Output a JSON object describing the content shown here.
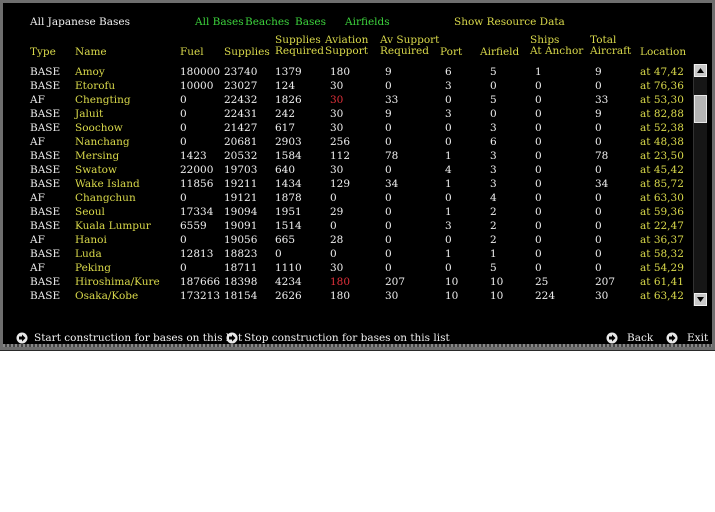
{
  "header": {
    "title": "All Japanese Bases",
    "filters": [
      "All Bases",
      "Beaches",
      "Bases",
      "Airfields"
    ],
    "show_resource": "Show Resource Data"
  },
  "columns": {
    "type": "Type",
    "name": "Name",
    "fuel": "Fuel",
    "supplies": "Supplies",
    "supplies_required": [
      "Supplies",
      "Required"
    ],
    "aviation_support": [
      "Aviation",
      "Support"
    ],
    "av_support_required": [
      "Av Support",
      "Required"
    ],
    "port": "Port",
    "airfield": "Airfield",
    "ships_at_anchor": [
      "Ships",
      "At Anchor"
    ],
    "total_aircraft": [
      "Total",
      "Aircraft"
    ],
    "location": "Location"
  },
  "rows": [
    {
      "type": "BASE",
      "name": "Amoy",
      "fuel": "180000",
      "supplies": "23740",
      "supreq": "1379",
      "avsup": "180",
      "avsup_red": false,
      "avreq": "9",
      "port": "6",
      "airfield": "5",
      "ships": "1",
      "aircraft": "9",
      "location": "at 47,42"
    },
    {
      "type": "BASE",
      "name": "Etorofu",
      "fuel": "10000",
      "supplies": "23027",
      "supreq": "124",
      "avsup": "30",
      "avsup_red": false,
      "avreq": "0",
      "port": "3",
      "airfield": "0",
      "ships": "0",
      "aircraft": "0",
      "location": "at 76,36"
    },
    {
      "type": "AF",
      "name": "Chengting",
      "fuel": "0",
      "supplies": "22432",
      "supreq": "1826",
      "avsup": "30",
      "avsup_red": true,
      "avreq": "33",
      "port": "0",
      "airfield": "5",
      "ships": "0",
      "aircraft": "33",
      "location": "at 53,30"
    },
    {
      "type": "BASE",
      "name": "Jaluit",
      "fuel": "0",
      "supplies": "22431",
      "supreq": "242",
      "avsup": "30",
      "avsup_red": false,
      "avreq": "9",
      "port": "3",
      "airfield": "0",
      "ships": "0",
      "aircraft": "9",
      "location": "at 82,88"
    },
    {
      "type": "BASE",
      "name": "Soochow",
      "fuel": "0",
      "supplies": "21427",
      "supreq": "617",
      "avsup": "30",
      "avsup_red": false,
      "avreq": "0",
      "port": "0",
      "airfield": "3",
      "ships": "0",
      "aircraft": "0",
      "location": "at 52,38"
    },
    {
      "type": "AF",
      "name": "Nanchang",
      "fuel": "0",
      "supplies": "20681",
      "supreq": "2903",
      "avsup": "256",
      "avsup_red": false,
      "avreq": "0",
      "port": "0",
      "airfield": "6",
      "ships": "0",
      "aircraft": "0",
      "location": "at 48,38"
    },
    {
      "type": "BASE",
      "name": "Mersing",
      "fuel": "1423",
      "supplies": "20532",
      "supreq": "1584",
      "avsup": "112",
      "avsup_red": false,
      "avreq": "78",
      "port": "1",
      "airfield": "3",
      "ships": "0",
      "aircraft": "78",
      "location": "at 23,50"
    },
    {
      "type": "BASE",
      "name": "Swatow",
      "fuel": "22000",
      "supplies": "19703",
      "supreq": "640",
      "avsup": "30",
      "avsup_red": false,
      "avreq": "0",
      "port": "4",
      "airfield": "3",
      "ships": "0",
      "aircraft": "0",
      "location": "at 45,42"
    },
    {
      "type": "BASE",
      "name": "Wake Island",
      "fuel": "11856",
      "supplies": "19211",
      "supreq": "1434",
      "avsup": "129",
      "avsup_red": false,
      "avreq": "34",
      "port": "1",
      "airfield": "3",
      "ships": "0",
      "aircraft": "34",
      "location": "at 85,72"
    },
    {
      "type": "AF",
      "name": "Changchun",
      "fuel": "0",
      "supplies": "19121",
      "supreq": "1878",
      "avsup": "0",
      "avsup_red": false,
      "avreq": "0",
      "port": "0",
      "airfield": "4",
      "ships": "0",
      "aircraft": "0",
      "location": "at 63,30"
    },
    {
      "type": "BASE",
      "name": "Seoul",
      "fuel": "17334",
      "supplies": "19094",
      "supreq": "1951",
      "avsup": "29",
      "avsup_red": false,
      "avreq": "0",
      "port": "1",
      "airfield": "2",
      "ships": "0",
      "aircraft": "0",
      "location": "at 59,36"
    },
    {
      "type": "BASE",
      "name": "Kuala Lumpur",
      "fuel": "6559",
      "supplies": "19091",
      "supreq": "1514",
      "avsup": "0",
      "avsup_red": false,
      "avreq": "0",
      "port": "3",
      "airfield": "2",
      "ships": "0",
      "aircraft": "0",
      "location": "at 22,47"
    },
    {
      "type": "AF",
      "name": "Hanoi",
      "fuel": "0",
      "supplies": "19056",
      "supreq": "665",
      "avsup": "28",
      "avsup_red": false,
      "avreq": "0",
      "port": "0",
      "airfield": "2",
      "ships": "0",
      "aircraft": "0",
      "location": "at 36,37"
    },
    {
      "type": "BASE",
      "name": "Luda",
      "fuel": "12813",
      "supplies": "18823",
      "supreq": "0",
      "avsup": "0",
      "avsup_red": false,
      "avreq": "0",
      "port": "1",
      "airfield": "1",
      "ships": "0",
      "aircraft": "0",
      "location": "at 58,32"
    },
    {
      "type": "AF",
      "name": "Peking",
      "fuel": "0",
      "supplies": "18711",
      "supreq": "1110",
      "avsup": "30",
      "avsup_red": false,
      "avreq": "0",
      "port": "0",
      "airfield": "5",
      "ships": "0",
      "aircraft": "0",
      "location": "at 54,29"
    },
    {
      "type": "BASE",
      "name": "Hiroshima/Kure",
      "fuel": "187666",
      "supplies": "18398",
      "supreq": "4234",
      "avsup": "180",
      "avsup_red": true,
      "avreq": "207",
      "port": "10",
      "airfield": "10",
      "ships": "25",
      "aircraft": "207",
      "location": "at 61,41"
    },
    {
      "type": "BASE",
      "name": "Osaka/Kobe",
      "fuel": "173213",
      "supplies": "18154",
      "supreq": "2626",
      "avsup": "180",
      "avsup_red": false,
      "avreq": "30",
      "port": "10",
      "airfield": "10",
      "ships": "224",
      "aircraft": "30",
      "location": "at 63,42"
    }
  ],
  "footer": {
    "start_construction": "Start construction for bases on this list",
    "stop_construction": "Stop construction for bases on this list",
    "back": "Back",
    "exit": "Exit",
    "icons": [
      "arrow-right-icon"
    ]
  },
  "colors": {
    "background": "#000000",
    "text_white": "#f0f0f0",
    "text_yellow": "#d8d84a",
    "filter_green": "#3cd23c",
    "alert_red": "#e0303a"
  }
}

* * *

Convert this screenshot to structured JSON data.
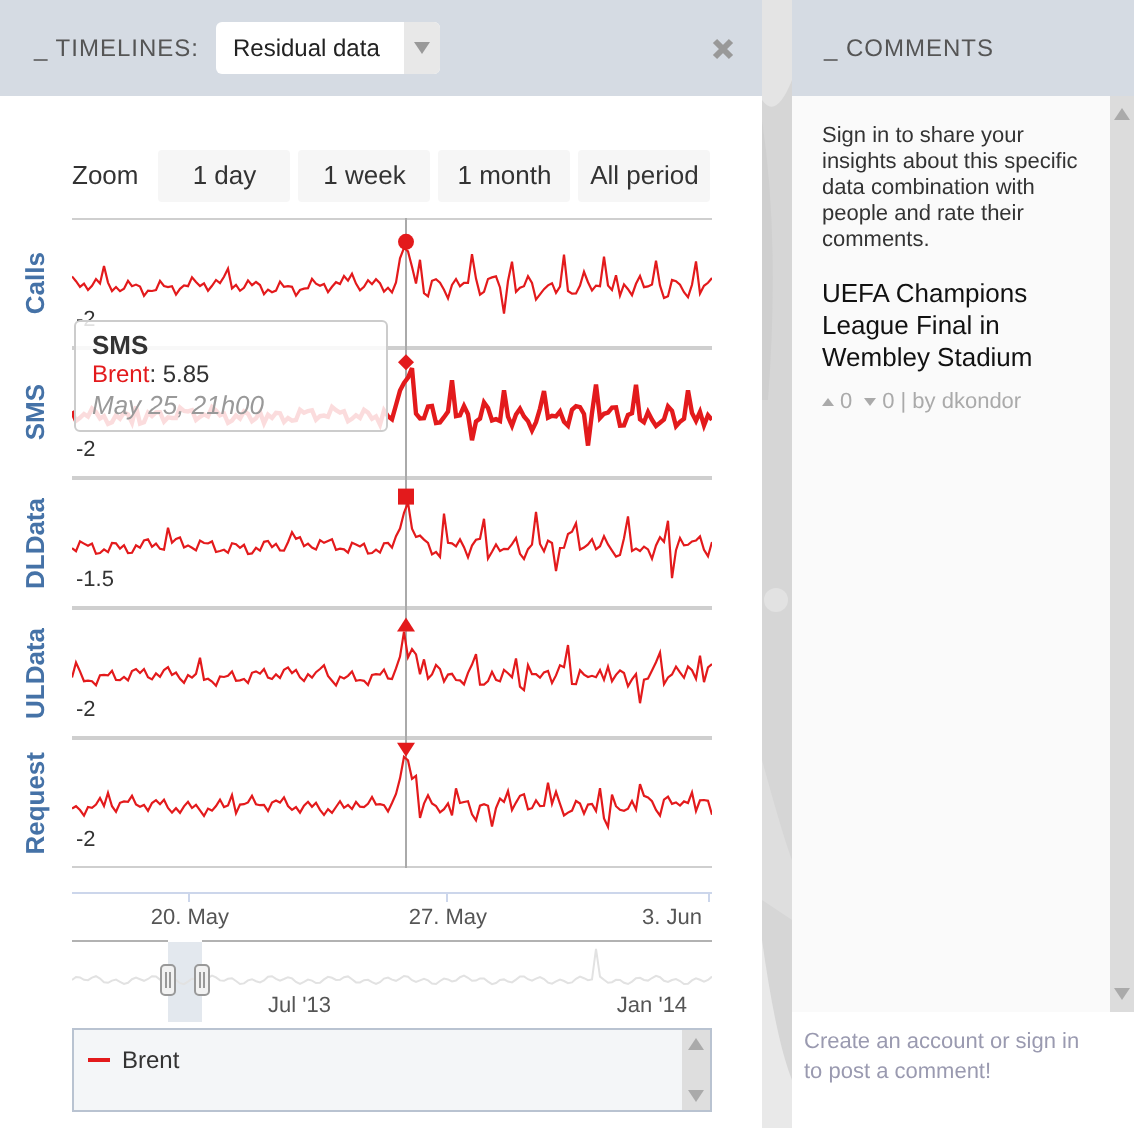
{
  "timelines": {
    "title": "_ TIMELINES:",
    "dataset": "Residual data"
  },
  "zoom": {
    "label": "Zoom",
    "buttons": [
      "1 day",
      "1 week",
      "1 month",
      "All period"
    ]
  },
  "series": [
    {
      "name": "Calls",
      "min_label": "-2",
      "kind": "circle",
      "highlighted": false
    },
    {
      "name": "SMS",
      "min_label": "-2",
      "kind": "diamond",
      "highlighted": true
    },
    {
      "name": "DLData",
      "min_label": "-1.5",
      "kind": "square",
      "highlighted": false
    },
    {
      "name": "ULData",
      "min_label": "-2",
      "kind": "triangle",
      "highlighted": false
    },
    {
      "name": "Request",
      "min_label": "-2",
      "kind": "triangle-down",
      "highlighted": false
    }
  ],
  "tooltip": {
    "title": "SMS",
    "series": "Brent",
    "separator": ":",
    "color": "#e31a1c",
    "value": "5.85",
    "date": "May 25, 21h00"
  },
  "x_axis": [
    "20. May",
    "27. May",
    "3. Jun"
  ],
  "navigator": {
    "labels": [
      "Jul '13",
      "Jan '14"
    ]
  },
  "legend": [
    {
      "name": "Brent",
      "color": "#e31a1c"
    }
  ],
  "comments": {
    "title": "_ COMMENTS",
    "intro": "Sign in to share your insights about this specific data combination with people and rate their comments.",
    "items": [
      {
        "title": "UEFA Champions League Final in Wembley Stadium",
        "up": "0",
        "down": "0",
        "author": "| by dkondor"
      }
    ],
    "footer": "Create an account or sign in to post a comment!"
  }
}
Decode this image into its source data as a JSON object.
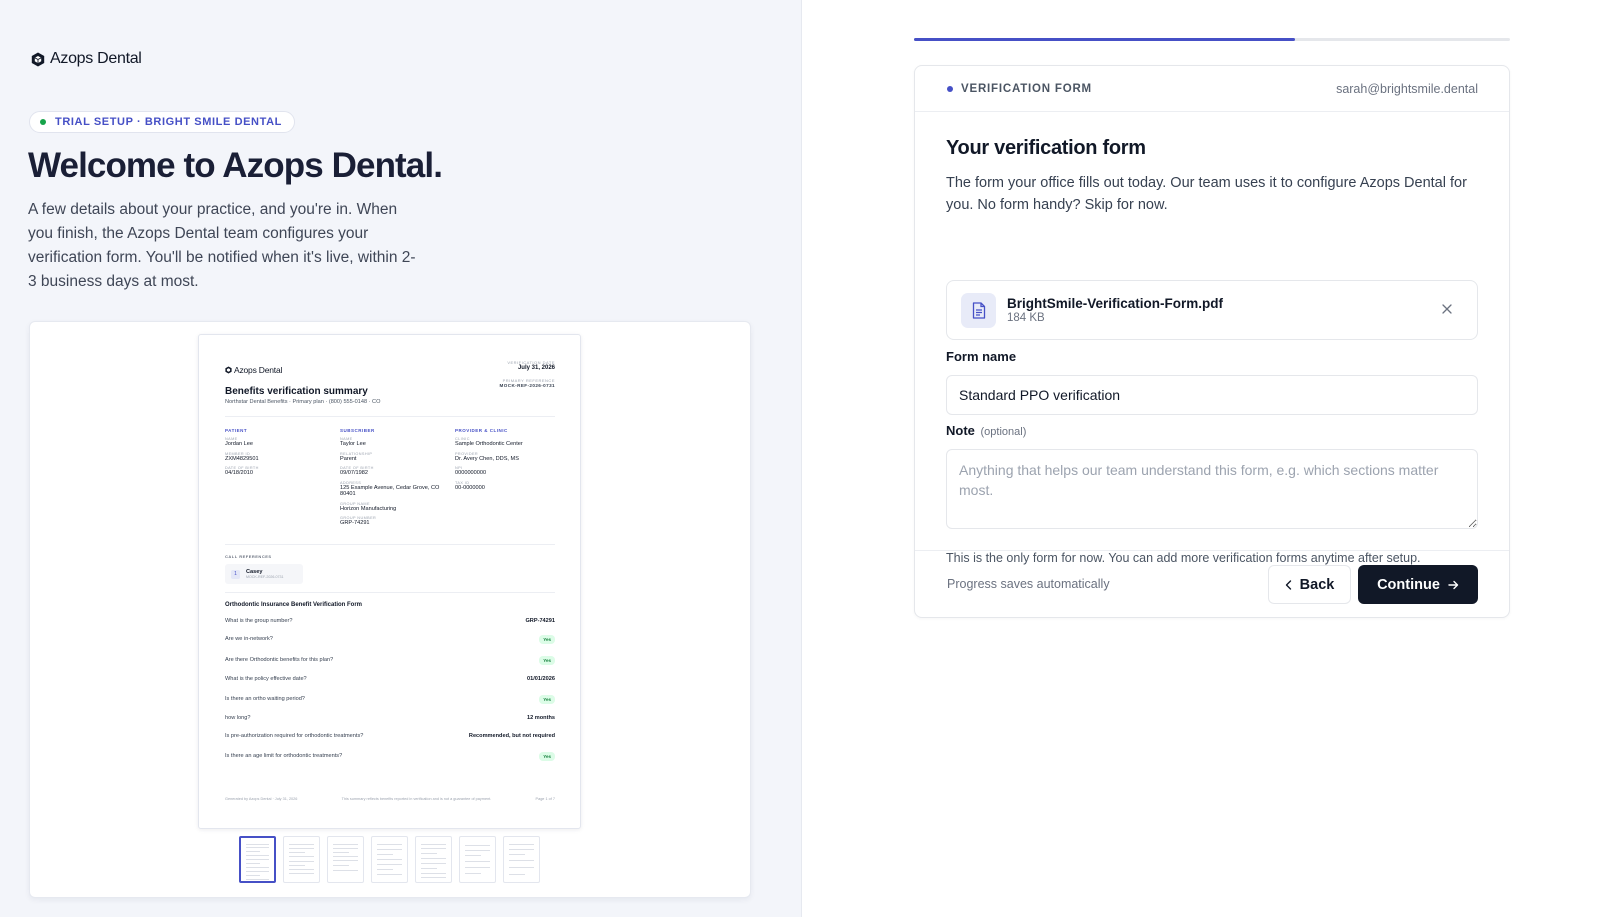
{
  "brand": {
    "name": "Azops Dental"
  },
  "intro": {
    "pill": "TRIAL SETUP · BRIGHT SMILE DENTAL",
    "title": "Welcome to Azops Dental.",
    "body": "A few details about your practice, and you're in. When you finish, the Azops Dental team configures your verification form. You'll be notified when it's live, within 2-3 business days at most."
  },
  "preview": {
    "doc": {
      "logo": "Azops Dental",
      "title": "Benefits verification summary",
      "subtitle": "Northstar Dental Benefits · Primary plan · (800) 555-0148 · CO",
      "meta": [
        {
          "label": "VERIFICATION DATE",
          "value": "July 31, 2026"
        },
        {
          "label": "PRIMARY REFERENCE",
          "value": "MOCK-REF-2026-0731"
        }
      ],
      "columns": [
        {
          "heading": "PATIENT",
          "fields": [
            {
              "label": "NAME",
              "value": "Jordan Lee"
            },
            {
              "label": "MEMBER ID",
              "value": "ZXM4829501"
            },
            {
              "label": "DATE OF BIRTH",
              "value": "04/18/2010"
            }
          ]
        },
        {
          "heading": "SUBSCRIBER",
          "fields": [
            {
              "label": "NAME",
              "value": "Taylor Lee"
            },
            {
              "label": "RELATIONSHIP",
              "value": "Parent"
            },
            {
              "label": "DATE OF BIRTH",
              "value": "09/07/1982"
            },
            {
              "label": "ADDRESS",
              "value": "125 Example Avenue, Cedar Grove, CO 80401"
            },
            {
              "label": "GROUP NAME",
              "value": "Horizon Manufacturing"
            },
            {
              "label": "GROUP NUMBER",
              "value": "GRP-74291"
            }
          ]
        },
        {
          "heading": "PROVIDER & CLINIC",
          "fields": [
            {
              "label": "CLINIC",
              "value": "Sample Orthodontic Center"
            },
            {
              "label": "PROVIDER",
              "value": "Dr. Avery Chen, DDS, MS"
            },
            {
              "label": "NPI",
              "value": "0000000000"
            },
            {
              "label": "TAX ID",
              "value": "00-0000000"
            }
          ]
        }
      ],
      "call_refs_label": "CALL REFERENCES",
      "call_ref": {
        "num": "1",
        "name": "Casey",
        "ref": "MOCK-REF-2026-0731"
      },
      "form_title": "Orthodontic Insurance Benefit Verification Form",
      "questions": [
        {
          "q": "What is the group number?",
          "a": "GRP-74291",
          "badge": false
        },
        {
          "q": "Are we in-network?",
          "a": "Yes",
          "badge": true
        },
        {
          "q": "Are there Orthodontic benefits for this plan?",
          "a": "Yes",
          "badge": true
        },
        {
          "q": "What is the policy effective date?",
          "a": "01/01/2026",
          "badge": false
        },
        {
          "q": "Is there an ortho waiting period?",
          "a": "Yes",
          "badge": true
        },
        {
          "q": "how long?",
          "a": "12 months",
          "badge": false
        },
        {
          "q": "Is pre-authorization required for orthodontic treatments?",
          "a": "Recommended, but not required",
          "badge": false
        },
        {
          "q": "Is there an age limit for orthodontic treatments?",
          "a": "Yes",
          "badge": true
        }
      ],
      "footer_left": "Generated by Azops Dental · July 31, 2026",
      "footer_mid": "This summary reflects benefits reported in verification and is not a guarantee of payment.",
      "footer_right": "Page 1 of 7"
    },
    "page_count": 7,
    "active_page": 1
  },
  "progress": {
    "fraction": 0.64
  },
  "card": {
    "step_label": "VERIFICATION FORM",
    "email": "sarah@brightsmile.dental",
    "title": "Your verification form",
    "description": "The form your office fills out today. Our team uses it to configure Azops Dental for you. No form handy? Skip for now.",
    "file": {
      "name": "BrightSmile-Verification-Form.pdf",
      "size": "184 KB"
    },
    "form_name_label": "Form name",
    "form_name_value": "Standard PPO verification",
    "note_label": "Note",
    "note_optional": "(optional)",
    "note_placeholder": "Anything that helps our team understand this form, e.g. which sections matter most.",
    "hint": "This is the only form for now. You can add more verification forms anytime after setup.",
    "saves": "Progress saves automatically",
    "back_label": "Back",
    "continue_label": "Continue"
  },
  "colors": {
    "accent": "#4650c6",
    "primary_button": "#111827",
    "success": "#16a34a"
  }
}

--

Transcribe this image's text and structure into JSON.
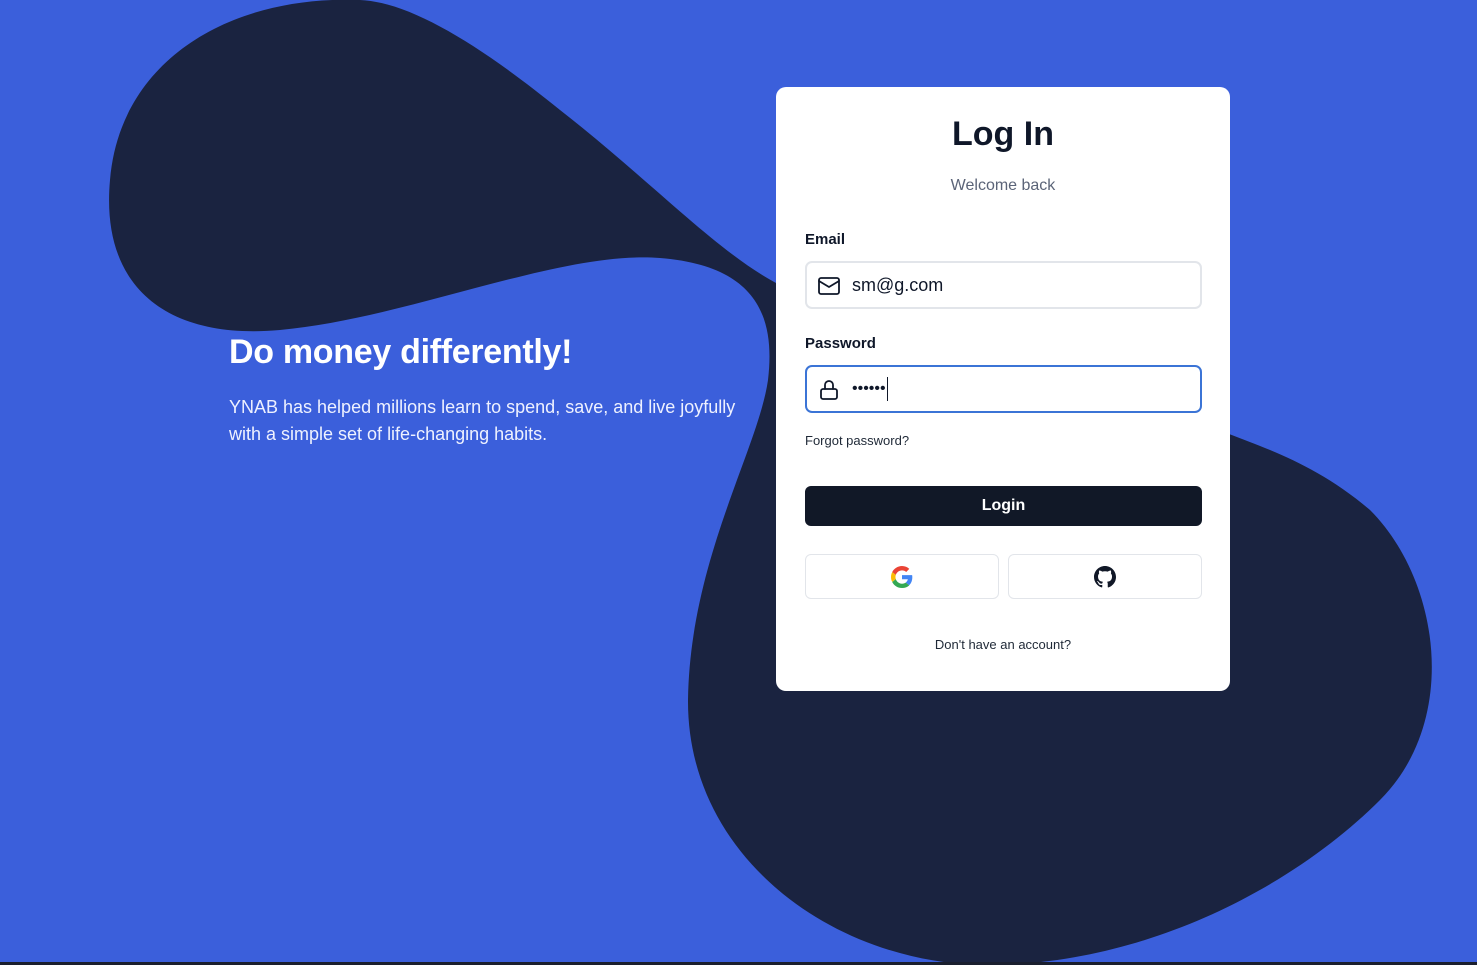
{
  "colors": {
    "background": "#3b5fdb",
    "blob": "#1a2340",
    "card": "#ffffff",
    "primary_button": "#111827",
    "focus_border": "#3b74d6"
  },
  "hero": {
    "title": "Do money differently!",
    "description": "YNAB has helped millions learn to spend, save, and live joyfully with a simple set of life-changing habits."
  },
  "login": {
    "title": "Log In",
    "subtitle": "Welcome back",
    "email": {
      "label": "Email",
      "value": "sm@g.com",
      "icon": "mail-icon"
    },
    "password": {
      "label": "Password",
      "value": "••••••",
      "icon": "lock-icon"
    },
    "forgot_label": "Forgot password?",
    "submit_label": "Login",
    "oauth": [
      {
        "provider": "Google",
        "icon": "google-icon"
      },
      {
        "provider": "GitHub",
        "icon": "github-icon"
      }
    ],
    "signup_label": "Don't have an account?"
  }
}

-- Work to be completed --
From the data above, copy out every line with the string "What" in it.

-- Expected output --
          "q": "What is the group number?",
          "q": "What is the policy effective date?",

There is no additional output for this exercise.